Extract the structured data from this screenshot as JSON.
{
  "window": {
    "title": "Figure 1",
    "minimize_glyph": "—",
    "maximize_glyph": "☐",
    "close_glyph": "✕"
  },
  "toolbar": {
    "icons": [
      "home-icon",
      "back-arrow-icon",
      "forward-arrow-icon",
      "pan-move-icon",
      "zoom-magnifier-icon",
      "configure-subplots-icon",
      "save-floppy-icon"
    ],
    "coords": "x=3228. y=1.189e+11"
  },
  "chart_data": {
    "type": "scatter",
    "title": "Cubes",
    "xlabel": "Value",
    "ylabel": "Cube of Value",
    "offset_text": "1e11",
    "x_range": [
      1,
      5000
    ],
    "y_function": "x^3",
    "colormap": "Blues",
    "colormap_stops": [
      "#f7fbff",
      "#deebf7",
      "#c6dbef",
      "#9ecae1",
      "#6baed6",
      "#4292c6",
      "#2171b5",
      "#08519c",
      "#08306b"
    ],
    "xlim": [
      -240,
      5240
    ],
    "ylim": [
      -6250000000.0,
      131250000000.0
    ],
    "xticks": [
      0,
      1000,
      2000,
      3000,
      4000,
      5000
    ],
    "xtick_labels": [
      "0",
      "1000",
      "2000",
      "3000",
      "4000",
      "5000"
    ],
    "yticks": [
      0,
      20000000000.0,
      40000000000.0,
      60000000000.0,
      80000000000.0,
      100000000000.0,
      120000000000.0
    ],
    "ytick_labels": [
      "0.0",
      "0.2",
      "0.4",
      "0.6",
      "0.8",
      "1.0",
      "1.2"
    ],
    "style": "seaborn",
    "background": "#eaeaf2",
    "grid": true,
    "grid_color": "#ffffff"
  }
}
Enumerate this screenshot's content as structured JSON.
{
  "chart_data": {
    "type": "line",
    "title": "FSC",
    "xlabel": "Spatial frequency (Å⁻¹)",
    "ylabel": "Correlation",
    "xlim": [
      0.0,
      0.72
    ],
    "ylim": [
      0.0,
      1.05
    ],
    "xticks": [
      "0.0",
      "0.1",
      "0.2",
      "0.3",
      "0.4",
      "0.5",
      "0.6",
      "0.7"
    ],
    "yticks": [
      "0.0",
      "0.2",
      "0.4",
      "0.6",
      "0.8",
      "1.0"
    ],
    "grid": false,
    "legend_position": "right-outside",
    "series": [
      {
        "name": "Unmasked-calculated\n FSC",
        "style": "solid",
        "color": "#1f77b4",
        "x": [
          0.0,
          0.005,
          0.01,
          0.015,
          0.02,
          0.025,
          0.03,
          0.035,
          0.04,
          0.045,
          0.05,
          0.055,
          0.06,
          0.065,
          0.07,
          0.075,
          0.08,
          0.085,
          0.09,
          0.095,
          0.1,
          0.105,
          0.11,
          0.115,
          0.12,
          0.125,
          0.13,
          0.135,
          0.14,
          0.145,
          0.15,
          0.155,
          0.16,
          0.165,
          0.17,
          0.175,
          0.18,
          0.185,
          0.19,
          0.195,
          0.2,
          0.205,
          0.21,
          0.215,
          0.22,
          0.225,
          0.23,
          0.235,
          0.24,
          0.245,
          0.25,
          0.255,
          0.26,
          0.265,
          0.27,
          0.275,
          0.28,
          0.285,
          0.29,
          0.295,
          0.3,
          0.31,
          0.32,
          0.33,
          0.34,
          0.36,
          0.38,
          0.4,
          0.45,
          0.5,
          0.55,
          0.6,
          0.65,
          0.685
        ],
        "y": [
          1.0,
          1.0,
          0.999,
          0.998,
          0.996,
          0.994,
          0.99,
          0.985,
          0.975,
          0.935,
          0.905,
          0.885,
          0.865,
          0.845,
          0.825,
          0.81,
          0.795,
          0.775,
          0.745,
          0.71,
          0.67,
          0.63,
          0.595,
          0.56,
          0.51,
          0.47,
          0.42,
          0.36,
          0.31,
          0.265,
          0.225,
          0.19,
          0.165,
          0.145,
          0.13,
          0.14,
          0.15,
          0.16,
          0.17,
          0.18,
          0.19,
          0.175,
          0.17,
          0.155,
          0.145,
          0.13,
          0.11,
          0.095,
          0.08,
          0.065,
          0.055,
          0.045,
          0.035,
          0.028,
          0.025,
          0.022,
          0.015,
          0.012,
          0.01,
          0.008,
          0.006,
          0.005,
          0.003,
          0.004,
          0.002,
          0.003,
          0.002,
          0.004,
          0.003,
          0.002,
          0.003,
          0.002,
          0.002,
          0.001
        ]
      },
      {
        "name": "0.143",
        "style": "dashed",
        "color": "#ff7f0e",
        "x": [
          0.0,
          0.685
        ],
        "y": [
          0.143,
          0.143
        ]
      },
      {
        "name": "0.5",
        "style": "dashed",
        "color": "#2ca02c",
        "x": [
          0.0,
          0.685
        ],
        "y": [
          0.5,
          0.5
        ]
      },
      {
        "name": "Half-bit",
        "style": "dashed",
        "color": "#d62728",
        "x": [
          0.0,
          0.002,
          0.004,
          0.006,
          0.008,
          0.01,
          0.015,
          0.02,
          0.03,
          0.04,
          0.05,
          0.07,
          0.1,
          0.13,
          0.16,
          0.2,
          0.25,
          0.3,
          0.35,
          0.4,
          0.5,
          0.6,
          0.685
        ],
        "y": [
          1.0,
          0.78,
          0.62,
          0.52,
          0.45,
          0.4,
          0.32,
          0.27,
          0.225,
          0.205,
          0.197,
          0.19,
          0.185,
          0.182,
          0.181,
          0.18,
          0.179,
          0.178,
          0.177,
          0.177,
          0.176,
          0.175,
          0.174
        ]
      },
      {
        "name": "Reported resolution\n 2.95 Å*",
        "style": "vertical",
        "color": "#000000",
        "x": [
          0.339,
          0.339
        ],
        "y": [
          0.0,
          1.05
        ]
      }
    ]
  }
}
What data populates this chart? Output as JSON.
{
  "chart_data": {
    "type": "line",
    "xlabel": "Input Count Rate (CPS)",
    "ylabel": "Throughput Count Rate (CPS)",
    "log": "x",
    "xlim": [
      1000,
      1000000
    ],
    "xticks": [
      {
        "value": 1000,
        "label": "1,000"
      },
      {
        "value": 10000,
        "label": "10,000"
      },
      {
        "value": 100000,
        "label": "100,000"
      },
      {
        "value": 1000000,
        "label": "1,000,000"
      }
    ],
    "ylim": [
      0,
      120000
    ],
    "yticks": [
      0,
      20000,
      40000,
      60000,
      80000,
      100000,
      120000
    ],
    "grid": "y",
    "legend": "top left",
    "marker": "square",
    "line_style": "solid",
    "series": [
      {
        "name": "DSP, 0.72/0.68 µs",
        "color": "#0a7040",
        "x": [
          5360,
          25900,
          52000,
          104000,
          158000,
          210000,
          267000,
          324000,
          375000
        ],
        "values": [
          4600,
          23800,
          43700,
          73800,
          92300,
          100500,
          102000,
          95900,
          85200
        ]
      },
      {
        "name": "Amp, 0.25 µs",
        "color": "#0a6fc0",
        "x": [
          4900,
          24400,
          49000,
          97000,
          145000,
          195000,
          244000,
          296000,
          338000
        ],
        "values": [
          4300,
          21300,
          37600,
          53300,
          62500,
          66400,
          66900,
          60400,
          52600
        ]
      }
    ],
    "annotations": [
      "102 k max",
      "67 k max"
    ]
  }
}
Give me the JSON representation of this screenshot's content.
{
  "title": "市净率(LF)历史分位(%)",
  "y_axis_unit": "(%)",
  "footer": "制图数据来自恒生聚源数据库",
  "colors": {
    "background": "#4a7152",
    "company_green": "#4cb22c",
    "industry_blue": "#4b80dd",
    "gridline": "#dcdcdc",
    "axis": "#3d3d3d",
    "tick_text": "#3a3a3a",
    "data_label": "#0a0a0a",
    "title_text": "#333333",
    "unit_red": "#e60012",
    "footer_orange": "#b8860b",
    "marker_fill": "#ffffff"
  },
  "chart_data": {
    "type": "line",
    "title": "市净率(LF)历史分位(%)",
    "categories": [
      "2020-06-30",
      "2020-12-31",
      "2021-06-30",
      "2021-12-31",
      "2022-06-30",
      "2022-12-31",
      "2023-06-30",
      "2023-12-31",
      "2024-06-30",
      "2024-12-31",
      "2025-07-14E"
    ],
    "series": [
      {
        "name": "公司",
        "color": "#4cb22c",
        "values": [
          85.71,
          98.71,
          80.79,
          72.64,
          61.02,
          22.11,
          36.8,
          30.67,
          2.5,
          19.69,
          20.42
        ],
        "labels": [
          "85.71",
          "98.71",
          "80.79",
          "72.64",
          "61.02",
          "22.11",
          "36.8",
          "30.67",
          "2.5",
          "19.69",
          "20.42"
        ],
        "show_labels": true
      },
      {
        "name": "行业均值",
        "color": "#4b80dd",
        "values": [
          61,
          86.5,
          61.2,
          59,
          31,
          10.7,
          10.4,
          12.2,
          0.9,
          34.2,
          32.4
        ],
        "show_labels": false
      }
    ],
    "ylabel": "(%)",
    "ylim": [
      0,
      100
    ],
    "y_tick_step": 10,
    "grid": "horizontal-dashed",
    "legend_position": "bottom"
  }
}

------------------------------

— Do this —
Return every line in the listing that contains the word "background".

— Response to this exercise —
    "background": "#eaeaf2",
    "background": "#4a7152",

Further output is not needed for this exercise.